WHAT IS ASKED » Each record below is to be reproduced without any change.

* * * * *

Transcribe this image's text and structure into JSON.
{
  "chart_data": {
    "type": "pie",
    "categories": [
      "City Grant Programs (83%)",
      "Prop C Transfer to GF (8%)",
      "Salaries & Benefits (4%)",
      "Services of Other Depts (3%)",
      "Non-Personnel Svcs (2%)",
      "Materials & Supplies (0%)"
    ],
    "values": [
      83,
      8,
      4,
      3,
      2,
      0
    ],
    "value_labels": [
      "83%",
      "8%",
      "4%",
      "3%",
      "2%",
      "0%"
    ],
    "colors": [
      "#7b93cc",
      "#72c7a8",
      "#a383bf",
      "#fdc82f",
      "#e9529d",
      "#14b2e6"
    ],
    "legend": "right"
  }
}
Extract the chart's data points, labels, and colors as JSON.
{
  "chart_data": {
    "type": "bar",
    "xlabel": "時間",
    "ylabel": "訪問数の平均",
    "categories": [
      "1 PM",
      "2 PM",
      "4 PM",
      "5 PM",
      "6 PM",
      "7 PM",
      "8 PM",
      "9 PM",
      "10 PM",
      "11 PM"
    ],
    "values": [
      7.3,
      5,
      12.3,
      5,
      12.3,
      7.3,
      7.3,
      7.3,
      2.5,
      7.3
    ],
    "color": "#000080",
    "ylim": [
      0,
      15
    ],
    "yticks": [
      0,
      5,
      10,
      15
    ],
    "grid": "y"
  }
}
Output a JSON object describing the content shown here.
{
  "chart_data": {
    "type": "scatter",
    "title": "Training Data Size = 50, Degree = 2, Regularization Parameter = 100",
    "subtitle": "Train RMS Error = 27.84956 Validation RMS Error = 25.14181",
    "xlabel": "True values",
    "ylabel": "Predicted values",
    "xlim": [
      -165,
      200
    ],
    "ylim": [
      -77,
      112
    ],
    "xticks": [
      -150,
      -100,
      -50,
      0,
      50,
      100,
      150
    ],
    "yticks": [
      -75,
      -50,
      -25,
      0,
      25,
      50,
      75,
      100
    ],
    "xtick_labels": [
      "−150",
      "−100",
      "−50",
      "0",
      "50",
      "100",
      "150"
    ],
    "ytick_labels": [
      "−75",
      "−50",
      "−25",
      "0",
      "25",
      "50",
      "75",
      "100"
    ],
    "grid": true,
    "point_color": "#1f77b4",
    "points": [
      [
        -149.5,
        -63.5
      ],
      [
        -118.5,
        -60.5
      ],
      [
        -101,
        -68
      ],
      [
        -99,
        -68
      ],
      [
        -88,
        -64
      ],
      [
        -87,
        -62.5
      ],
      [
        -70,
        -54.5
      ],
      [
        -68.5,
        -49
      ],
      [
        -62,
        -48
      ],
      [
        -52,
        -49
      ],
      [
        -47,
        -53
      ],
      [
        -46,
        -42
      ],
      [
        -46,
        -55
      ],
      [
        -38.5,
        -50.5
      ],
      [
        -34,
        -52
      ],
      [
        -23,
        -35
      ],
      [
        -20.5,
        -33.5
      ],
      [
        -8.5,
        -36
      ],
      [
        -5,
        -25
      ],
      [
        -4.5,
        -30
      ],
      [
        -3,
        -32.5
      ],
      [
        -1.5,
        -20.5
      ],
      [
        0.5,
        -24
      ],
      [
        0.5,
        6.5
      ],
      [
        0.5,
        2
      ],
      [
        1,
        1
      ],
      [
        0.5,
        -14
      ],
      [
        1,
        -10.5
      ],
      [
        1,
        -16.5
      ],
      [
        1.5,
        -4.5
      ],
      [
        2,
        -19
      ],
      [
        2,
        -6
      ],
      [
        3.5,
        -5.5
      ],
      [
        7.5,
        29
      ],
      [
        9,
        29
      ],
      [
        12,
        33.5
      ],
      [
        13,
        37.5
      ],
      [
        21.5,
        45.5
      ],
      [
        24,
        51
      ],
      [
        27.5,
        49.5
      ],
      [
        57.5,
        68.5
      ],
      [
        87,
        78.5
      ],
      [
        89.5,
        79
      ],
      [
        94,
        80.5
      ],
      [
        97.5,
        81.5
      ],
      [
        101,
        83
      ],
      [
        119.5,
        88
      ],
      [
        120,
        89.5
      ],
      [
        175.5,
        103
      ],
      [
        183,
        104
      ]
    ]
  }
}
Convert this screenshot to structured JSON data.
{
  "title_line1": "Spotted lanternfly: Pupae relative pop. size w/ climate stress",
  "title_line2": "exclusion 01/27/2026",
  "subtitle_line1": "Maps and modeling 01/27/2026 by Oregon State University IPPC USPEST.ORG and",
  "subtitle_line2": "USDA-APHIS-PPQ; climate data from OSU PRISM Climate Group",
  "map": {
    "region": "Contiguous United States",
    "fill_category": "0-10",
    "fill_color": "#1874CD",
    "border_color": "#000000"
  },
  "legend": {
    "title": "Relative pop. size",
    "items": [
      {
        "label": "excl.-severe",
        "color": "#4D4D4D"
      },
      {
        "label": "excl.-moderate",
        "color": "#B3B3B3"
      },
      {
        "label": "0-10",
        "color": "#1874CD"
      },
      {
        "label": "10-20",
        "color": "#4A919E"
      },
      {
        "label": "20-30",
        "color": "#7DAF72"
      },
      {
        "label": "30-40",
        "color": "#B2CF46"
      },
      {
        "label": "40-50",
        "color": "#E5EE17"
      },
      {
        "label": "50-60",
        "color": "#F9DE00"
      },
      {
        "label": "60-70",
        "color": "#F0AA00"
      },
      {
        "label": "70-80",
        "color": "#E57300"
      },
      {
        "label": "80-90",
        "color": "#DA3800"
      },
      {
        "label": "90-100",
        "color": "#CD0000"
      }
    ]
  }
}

* * * * *

TASK RESULT »
Transcribe this image's text and structure into JSON.
{
  "chart_data": {
    "type": "pie",
    "categories": [
      "City Grant Programs (83%)",
      "Prop C Transfer to GF (8%)",
      "Salaries & Benefits (4%)",
      "Services of Other Depts (3%)",
      "Non-Personnel Svcs (2%)",
      "Materials & Supplies (0%)"
    ],
    "values": [
      83,
      8,
      4,
      3,
      2,
      0
    ],
    "value_labels": [
      "83%",
      "8%",
      "4%",
      "3%",
      "2%",
      "0%"
    ],
    "colors": [
      "#7b93cc",
      "#72c7a8",
      "#a383bf",
      "#fdc82f",
      "#e9529d",
      "#14b2e6"
    ],
    "legend": "right"
  }
}
Extract the chart's data points, labels, and colors as JSON.
{
  "chart_data": {
    "type": "bar",
    "xlabel": "時間",
    "ylabel": "訪問数の平均",
    "categories": [
      "1 PM",
      "2 PM",
      "4 PM",
      "5 PM",
      "6 PM",
      "7 PM",
      "8 PM",
      "9 PM",
      "10 PM",
      "11 PM"
    ],
    "values": [
      7.3,
      5,
      12.3,
      5,
      12.3,
      7.3,
      7.3,
      7.3,
      2.5,
      7.3
    ],
    "color": "#000080",
    "ylim": [
      0,
      15
    ],
    "yticks": [
      0,
      5,
      10,
      15
    ],
    "grid": "y"
  }
}
Output a JSON object describing the content shown here.
{
  "chart_data": {
    "type": "scatter",
    "title": "Training Data Size = 50, Degree = 2, Regularization Parameter = 100",
    "subtitle": "Train RMS Error = 27.84956 Validation RMS Error = 25.14181",
    "xlabel": "True values",
    "ylabel": "Predicted values",
    "xlim": [
      -165,
      200
    ],
    "ylim": [
      -77,
      112
    ],
    "xticks": [
      -150,
      -100,
      -50,
      0,
      50,
      100,
      150
    ],
    "yticks": [
      -75,
      -50,
      -25,
      0,
      25,
      50,
      75,
      100
    ],
    "xtick_labels": [
      "−150",
      "−100",
      "−50",
      "0",
      "50",
      "100",
      "150"
    ],
    "ytick_labels": [
      "−75",
      "−50",
      "−25",
      "0",
      "25",
      "50",
      "75",
      "100"
    ],
    "grid": true,
    "point_color": "#1f77b4",
    "points": [
      [
        -149.5,
        -63.5
      ],
      [
        -118.5,
        -60.5
      ],
      [
        -101,
        -68
      ],
      [
        -99,
        -68
      ],
      [
        -88,
        -64
      ],
      [
        -87,
        -62.5
      ],
      [
        -70,
        -54.5
      ],
      [
        -68.5,
        -49
      ],
      [
        -62,
        -48
      ],
      [
        -52,
        -49
      ],
      [
        -47,
        -53
      ],
      [
        -46,
        -42
      ],
      [
        -46,
        -55
      ],
      [
        -38.5,
        -50.5
      ],
      [
        -34,
        -52
      ],
      [
        -23,
        -35
      ],
      [
        -20.5,
        -33.5
      ],
      [
        -8.5,
        -36
      ],
      [
        -5,
        -25
      ],
      [
        -4.5,
        -30
      ],
      [
        -3,
        -32.5
      ],
      [
        -1.5,
        -20.5
      ],
      [
        0.5,
        -24
      ],
      [
        0.5,
        6.5
      ],
      [
        0.5,
        2
      ],
      [
        1,
        1
      ],
      [
        0.5,
        -14
      ],
      [
        1,
        -10.5
      ],
      [
        1,
        -16.5
      ],
      [
        1.5,
        -4.5
      ],
      [
        2,
        -19
      ],
      [
        2,
        -6
      ],
      [
        3.5,
        -5.5
      ],
      [
        7.5,
        29
      ],
      [
        9,
        29
      ],
      [
        12,
        33.5
      ],
      [
        13,
        37.5
      ],
      [
        21.5,
        45.5
      ],
      [
        24,
        51
      ],
      [
        27.5,
        49.5
      ],
      [
        57.5,
        68.5
      ],
      [
        87,
        78.5
      ],
      [
        89.5,
        79
      ],
      [
        94,
        80.5
      ],
      [
        97.5,
        81.5
      ],
      [
        101,
        83
      ],
      [
        119.5,
        88
      ],
      [
        120,
        89.5
      ],
      [
        175.5,
        103
      ],
      [
        183,
        104
      ]
    ]
  }
}
Convert this screenshot to structured JSON data.
{
  "title_line1": "Spotted lanternfly: Pupae relative pop. size w/ climate stress",
  "title_line2": "exclusion 01/27/2026",
  "subtitle_line1": "Maps and modeling 01/27/2026 by Oregon State University IPPC USPEST.ORG and",
  "subtitle_line2": "USDA-APHIS-PPQ; climate data from OSU PRISM Climate Group",
  "map": {
    "region": "Contiguous United States",
    "fill_category": "0-10",
    "fill_color": "#1874CD",
    "border_color": "#000000"
  },
  "legend": {
    "title": "Relative pop. size",
    "items": [
      {
        "label": "excl.-severe",
        "color": "#4D4D4D"
      },
      {
        "label": "excl.-moderate",
        "color": "#B3B3B3"
      },
      {
        "label": "0-10",
        "color": "#1874CD"
      },
      {
        "label": "10-20",
        "color": "#4A919E"
      },
      {
        "label": "20-30",
        "color": "#7DAF72"
      },
      {
        "label": "30-40",
        "color": "#B2CF46"
      },
      {
        "label": "40-50",
        "color": "#E5EE17"
      },
      {
        "label": "50-60",
        "color": "#F9DE00"
      },
      {
        "label": "60-70",
        "color": "#F0AA00"
      },
      {
        "label": "70-80",
        "color": "#E57300"
      },
      {
        "label": "80-90",
        "color": "#DA3800"
      },
      {
        "label": "90-100",
        "color": "#CD0000"
      }
    ]
  }
}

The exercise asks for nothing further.